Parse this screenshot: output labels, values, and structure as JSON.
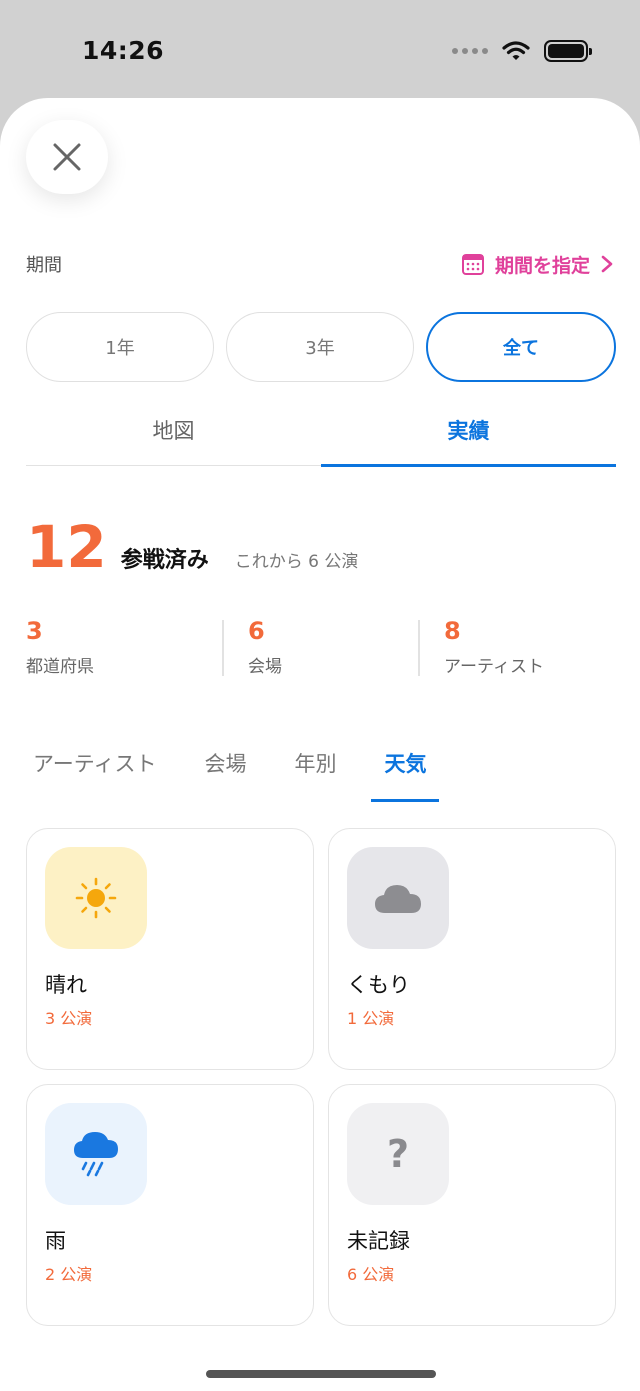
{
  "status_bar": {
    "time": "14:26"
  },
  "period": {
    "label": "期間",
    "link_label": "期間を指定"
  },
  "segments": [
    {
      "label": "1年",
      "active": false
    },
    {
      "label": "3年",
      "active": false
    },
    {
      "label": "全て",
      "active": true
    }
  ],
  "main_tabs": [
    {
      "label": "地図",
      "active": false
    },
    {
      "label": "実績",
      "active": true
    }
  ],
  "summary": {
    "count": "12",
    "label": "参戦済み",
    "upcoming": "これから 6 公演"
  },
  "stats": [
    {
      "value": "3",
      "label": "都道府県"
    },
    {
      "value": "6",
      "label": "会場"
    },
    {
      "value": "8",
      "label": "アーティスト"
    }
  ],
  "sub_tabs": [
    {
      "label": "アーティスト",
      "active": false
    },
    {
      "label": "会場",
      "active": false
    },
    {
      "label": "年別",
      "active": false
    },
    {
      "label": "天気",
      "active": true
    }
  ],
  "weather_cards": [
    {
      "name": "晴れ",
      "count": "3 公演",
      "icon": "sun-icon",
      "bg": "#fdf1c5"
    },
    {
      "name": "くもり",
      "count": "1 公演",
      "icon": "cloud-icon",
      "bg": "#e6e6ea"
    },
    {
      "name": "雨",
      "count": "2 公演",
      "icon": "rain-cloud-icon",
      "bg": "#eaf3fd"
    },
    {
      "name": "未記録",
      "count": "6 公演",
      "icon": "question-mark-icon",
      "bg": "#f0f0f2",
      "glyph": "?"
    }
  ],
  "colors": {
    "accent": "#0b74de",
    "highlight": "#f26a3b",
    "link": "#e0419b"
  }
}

--

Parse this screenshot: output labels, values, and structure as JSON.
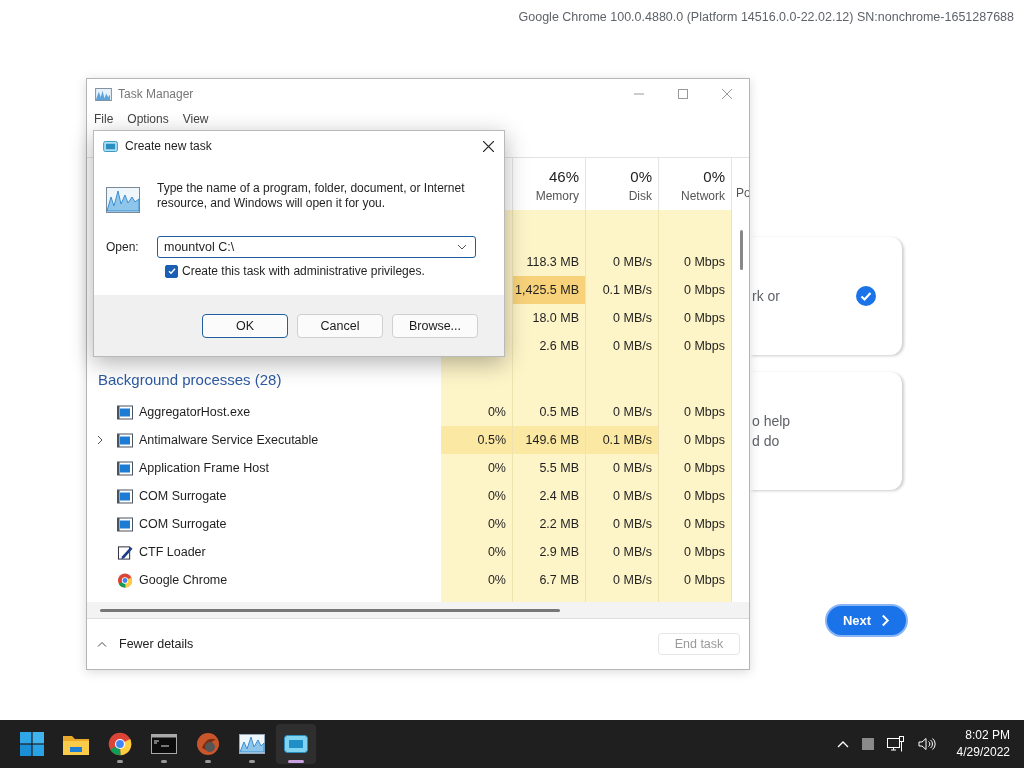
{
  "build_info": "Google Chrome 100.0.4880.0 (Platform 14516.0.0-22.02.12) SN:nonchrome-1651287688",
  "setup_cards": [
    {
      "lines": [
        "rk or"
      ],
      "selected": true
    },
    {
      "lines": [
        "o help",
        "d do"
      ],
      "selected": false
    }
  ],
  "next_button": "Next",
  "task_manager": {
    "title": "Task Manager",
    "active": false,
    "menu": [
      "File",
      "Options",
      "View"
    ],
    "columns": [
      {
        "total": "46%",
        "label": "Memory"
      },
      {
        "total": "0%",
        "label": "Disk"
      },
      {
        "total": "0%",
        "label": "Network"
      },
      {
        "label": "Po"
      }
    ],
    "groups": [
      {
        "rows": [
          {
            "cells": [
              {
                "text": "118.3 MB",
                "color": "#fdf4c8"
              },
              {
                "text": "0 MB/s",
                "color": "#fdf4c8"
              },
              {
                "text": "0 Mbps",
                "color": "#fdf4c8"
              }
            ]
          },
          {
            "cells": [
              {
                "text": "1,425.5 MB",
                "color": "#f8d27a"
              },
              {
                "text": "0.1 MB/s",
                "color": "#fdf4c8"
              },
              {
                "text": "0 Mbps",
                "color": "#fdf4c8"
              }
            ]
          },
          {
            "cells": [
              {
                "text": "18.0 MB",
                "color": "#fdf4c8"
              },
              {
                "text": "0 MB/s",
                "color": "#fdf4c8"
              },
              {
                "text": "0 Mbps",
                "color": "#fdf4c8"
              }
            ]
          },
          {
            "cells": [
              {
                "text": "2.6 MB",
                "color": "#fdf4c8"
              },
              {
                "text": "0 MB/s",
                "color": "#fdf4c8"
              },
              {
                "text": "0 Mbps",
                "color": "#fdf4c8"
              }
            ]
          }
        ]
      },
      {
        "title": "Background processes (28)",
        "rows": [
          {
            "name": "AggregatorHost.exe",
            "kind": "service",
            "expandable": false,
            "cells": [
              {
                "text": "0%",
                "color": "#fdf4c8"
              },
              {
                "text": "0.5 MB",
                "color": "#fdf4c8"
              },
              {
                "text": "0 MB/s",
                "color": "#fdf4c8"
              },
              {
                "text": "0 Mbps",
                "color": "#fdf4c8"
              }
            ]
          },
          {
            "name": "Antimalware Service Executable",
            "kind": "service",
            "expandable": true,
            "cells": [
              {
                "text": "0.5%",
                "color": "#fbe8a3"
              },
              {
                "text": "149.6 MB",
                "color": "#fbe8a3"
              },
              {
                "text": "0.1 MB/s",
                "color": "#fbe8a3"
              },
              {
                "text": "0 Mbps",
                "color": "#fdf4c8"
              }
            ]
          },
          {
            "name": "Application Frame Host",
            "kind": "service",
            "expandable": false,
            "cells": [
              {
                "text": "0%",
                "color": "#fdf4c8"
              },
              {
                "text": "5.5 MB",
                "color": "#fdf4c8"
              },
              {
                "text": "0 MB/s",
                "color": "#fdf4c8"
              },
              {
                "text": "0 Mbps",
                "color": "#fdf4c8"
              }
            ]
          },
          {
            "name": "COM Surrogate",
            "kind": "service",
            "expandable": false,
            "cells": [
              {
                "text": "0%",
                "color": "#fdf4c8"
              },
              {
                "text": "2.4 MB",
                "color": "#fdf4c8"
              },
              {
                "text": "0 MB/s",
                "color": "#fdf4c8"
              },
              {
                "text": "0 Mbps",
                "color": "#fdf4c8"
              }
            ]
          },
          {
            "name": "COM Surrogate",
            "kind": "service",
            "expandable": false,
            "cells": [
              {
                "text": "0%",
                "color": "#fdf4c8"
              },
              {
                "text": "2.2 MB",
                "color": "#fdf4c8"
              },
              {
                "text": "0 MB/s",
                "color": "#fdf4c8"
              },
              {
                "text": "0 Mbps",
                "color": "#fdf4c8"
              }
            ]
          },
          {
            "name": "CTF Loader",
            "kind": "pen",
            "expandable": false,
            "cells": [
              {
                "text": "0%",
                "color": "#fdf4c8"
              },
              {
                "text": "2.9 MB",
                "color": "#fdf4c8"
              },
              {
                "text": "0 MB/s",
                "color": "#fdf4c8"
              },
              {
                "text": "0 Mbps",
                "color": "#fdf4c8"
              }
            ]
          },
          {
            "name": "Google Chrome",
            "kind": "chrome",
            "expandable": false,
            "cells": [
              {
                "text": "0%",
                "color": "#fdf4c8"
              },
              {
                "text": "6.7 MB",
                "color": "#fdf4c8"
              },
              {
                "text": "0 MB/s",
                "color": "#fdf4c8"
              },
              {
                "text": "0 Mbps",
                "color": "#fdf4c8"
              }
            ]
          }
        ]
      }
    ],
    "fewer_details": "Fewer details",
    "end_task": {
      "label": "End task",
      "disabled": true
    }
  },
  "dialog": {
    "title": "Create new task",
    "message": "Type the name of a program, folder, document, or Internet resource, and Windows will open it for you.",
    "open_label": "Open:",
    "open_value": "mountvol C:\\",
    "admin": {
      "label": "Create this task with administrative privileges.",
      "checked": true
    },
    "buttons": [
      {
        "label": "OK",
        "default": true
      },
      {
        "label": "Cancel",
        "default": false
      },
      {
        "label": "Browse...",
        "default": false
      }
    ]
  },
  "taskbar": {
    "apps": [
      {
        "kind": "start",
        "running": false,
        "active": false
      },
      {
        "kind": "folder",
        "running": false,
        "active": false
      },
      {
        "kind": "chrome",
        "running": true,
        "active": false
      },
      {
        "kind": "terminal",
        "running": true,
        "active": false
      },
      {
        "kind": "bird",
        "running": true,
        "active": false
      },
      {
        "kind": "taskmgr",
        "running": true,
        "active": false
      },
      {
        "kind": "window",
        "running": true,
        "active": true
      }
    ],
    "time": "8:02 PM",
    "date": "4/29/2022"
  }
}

---

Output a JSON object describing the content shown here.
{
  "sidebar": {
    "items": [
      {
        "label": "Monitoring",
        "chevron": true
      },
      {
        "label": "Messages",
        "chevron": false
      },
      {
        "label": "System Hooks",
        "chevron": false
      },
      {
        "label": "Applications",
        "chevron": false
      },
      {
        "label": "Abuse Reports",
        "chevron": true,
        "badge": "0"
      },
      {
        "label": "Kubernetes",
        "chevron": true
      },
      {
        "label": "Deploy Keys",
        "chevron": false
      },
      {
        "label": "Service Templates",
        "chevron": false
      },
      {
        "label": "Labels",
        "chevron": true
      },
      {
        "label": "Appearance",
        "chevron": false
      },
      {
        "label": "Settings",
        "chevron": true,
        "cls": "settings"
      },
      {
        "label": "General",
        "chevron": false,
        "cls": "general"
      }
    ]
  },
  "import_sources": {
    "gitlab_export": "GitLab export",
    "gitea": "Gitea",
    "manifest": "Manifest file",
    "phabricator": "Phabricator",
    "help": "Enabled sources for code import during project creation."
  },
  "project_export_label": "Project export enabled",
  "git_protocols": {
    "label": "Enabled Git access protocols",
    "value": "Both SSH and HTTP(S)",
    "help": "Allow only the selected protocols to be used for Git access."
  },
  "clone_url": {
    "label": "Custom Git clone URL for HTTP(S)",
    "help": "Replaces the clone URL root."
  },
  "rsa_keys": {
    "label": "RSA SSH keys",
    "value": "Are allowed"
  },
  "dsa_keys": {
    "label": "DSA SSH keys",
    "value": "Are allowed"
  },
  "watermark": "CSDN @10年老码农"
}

** Problem description **
In the entries above, find each line with the string "count" and copy it.

** Answer to this task **
    "count": "12",
      "count": "3 公演",
      "count": "1 公演",
      "count": "2 公演",
      "count": "6 公演",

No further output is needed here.